--- Start of Listed entries ---

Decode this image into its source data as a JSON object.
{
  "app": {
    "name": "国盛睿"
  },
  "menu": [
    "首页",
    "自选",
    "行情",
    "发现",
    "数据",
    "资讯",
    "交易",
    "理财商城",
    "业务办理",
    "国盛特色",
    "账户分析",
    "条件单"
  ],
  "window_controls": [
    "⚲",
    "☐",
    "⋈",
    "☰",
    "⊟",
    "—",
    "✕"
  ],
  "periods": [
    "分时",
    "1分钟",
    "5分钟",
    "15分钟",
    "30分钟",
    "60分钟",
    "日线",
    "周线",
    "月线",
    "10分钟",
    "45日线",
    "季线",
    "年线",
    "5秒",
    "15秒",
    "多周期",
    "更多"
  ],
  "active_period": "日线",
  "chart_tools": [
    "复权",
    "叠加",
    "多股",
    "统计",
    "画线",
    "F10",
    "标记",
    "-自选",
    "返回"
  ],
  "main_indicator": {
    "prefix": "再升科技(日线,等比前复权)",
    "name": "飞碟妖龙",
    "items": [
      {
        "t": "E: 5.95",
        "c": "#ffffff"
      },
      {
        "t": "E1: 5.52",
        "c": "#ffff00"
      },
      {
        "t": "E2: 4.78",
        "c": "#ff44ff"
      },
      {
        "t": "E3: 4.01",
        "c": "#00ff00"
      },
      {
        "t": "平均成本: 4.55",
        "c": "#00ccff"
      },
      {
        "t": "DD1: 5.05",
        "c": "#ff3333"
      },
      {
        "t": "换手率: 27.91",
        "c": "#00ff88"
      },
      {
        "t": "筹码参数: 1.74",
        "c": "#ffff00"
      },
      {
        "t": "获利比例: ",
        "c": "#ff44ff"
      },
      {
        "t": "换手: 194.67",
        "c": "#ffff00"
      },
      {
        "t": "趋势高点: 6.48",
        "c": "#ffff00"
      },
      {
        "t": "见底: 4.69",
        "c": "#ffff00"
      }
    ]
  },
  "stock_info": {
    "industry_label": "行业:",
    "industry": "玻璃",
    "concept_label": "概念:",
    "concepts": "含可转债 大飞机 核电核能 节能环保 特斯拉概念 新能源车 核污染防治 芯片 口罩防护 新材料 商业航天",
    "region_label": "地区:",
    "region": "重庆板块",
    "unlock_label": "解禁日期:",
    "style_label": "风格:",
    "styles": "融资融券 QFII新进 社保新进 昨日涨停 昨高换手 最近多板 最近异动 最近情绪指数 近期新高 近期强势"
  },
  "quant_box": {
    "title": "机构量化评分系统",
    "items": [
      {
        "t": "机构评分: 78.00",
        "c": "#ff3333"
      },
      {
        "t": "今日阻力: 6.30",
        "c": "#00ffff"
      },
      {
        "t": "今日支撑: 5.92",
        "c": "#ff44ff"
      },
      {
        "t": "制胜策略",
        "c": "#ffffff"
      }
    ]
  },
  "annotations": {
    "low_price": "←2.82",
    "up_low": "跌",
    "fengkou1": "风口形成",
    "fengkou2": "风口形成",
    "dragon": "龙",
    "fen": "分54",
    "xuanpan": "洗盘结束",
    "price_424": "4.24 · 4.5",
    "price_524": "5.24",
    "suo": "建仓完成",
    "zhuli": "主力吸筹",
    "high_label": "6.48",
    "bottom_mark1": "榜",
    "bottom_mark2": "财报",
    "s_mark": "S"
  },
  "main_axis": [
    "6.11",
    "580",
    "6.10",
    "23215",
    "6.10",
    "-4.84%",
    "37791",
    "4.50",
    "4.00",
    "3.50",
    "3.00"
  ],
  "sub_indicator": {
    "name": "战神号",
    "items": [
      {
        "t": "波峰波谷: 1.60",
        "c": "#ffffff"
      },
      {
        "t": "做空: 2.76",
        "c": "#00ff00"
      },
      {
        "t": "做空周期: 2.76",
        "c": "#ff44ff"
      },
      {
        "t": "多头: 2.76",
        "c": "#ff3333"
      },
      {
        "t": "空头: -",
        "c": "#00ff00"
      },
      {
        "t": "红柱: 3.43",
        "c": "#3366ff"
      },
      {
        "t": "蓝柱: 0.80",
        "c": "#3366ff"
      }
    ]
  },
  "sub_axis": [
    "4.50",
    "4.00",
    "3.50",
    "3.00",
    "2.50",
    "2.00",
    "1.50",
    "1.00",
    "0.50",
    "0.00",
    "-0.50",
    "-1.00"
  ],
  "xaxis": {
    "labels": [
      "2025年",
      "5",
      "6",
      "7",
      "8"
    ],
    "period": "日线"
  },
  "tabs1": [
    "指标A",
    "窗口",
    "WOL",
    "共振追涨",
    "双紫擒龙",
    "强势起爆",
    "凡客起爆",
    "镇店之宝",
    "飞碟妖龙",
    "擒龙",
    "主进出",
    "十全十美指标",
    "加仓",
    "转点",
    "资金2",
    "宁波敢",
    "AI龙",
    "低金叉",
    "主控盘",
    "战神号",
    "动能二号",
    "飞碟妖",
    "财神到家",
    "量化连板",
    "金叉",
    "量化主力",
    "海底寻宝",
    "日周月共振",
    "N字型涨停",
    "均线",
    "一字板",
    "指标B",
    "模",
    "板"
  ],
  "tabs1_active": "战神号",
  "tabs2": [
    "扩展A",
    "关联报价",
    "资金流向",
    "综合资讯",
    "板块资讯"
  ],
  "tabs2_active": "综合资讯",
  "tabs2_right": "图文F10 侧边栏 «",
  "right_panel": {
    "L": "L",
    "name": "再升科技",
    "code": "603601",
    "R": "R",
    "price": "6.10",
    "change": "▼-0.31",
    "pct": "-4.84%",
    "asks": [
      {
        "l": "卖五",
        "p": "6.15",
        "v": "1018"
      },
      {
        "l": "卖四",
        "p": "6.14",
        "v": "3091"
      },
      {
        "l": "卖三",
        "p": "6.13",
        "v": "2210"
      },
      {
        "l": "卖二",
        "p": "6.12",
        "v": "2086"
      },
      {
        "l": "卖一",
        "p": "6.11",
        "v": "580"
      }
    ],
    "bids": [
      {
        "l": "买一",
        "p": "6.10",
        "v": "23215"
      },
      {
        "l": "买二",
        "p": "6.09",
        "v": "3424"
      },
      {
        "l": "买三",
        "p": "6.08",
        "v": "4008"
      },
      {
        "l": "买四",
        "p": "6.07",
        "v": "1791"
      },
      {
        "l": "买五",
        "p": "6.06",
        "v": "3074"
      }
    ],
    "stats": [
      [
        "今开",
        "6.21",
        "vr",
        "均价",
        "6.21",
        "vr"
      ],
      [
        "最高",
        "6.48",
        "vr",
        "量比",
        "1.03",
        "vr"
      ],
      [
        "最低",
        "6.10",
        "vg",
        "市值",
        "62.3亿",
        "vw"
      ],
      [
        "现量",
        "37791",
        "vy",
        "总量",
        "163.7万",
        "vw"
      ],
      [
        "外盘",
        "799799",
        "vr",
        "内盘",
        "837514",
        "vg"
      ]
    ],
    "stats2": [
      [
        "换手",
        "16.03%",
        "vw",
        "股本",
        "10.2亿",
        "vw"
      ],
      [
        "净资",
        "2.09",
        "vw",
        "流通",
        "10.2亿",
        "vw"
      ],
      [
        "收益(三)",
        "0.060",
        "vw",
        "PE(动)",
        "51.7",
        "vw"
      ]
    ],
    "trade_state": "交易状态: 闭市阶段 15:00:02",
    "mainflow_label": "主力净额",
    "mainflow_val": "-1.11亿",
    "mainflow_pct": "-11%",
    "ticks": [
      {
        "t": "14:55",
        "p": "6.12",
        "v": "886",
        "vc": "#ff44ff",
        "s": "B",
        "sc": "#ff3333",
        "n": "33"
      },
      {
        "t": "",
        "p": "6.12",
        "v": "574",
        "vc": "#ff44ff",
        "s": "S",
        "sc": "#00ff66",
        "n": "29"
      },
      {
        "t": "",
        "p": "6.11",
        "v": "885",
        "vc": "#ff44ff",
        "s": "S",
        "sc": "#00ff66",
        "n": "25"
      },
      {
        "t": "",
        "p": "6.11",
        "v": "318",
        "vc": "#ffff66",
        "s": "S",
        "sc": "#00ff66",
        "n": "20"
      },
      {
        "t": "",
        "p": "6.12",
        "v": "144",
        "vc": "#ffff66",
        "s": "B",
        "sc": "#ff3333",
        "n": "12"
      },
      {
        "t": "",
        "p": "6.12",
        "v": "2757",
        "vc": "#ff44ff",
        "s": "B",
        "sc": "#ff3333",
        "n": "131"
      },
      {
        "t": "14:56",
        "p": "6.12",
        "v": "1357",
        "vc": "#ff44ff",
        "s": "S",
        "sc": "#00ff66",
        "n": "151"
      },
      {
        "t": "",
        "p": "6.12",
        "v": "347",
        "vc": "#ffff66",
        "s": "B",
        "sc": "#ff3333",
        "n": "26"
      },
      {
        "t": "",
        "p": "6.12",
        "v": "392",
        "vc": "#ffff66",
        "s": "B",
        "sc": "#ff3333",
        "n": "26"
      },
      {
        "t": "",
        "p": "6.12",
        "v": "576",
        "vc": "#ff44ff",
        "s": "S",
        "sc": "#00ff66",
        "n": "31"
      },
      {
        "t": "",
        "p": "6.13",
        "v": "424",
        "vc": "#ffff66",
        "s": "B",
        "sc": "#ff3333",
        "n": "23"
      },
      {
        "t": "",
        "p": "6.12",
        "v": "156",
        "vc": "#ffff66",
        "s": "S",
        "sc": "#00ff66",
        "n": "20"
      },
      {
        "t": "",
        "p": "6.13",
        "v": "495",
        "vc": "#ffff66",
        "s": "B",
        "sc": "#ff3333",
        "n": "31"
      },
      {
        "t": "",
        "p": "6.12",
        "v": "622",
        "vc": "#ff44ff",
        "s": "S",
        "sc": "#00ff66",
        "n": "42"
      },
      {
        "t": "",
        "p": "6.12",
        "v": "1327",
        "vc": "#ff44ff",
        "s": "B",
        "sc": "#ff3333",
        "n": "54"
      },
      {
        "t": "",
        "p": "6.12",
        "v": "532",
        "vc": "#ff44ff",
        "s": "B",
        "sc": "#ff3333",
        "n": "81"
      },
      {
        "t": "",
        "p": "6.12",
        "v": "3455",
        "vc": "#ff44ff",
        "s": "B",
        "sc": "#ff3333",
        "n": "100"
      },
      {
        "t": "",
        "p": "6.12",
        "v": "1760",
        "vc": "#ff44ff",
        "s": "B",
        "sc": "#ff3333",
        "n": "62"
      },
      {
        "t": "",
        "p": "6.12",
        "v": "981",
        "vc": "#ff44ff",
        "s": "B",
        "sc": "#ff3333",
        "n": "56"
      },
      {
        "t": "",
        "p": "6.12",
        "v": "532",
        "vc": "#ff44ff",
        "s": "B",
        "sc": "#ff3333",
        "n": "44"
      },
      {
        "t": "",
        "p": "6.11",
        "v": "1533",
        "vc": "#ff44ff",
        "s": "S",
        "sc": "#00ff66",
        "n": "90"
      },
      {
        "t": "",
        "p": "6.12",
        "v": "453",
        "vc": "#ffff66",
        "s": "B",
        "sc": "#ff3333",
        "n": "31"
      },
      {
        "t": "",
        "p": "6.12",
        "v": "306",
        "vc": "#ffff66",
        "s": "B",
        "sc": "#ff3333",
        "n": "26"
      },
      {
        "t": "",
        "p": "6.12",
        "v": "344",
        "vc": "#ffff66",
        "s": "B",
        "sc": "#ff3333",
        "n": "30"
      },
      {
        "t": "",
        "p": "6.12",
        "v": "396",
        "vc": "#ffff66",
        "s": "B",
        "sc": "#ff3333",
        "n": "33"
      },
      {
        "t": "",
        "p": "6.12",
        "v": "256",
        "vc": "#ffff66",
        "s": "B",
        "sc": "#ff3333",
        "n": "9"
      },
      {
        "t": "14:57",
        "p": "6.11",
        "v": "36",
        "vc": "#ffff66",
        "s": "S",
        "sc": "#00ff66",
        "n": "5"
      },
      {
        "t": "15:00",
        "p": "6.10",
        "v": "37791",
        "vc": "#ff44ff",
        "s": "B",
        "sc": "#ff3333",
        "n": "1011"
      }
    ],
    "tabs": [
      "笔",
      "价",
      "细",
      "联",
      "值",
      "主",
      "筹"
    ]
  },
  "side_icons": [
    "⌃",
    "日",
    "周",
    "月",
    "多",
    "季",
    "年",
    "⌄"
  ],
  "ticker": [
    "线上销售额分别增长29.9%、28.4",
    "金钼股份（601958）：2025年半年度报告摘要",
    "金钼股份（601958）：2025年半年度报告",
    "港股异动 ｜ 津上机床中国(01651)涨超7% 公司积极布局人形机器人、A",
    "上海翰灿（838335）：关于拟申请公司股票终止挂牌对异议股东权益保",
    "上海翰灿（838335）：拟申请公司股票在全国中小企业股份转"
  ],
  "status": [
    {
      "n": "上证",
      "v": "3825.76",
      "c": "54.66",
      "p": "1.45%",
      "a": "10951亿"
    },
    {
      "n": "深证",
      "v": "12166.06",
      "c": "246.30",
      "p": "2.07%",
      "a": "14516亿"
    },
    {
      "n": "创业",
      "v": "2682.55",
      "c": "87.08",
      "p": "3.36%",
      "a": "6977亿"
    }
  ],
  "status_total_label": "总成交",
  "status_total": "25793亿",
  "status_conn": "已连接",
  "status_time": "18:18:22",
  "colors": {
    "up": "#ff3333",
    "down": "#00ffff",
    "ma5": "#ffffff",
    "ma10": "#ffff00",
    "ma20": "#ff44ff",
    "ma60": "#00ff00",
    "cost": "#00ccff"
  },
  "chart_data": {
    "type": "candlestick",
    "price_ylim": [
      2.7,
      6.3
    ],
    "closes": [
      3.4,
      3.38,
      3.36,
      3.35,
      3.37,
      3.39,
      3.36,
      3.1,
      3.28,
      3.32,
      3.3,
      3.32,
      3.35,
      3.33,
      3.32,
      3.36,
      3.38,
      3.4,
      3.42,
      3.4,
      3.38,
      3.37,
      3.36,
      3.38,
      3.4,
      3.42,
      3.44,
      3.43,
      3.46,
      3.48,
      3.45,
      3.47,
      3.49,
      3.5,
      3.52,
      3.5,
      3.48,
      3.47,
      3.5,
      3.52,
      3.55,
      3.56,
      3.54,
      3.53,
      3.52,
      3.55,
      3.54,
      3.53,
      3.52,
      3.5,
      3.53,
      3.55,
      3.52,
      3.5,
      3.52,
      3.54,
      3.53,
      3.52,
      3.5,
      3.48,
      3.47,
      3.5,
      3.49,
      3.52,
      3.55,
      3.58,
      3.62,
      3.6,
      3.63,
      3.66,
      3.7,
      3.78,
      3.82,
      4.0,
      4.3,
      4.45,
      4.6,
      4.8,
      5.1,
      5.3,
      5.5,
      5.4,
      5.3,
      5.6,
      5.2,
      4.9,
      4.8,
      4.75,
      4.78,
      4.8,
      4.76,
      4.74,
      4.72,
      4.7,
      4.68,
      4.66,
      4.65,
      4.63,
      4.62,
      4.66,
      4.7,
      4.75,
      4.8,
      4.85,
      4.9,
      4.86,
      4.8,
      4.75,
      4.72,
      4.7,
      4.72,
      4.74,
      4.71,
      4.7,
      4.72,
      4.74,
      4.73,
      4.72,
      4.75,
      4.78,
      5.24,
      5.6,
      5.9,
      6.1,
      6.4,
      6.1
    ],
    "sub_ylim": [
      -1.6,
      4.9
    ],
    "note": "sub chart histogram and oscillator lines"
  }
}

--- End of Listed entries ---

- _Problem to solve_
In the listing, how many lines hold "金钼股份"? Answer with a bare number.

- _Written answer_
2